Supplied records.
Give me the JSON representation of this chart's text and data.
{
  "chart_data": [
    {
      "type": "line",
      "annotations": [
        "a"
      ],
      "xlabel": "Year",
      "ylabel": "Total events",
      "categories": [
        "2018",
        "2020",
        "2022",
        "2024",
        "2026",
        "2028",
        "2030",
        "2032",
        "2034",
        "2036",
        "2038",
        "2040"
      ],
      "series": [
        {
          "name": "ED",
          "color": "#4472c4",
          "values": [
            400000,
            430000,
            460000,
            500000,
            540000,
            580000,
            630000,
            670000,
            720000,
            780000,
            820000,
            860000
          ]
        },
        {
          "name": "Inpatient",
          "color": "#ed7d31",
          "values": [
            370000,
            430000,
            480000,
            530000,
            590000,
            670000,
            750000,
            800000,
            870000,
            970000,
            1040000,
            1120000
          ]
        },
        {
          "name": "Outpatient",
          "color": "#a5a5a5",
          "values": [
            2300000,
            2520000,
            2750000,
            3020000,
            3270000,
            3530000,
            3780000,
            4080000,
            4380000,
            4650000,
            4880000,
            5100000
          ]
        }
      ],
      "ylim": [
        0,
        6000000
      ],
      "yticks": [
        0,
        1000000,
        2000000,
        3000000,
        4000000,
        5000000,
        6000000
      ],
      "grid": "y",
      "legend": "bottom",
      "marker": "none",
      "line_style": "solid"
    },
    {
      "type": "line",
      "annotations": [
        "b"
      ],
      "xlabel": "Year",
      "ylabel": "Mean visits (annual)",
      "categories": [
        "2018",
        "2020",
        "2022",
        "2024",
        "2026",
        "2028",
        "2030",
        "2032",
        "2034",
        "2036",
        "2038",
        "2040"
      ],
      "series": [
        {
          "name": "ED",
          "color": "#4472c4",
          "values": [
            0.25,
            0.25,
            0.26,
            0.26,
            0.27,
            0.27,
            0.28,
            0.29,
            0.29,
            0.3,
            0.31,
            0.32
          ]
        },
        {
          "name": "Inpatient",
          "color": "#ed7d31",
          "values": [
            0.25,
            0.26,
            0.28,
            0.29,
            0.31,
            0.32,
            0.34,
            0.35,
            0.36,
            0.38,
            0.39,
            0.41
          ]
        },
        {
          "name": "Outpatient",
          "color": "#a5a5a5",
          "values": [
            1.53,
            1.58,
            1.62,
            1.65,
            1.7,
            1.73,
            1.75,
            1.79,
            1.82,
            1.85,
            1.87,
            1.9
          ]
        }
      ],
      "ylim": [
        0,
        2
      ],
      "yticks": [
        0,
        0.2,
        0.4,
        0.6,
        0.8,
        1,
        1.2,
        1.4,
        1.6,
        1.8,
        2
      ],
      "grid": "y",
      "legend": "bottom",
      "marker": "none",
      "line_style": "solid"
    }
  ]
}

Written exercise. Exactly reproduce the material above.

Task solution.
Give me the JSON representation of this chart's text and data.
{
  "chart_data": [
    {
      "type": "line",
      "annotations": [
        "a"
      ],
      "xlabel": "Year",
      "ylabel": "Total events",
      "categories": [
        "2018",
        "2020",
        "2022",
        "2024",
        "2026",
        "2028",
        "2030",
        "2032",
        "2034",
        "2036",
        "2038",
        "2040"
      ],
      "series": [
        {
          "name": "ED",
          "color": "#4472c4",
          "values": [
            400000,
            430000,
            460000,
            500000,
            540000,
            580000,
            630000,
            670000,
            720000,
            780000,
            820000,
            860000
          ]
        },
        {
          "name": "Inpatient",
          "color": "#ed7d31",
          "values": [
            370000,
            430000,
            480000,
            530000,
            590000,
            670000,
            750000,
            800000,
            870000,
            970000,
            1040000,
            1120000
          ]
        },
        {
          "name": "Outpatient",
          "color": "#a5a5a5",
          "values": [
            2300000,
            2520000,
            2750000,
            3020000,
            3270000,
            3530000,
            3780000,
            4080000,
            4380000,
            4650000,
            4880000,
            5100000
          ]
        }
      ],
      "ylim": [
        0,
        6000000
      ],
      "yticks": [
        0,
        1000000,
        2000000,
        3000000,
        4000000,
        5000000,
        6000000
      ],
      "grid": "y",
      "legend": "bottom",
      "marker": "none",
      "line_style": "solid"
    },
    {
      "type": "line",
      "annotations": [
        "b"
      ],
      "xlabel": "Year",
      "ylabel": "Mean visits (annual)",
      "categories": [
        "2018",
        "2020",
        "2022",
        "2024",
        "2026",
        "2028",
        "2030",
        "2032",
        "2034",
        "2036",
        "2038",
        "2040"
      ],
      "series": [
        {
          "name": "ED",
          "color": "#4472c4",
          "values": [
            0.25,
            0.25,
            0.26,
            0.26,
            0.27,
            0.27,
            0.28,
            0.29,
            0.29,
            0.3,
            0.31,
            0.32
          ]
        },
        {
          "name": "Inpatient",
          "color": "#ed7d31",
          "values": [
            0.25,
            0.26,
            0.28,
            0.29,
            0.31,
            0.32,
            0.34,
            0.35,
            0.36,
            0.38,
            0.39,
            0.41
          ]
        },
        {
          "name": "Outpatient",
          "color": "#a5a5a5",
          "values": [
            1.53,
            1.58,
            1.62,
            1.65,
            1.7,
            1.73,
            1.75,
            1.79,
            1.82,
            1.85,
            1.87,
            1.9
          ]
        }
      ],
      "ylim": [
        0,
        2
      ],
      "yticks": [
        0,
        0.2,
        0.4,
        0.6,
        0.8,
        1,
        1.2,
        1.4,
        1.6,
        1.8,
        2
      ],
      "grid": "y",
      "legend": "bottom",
      "marker": "none",
      "line_style": "solid"
    }
  ]
}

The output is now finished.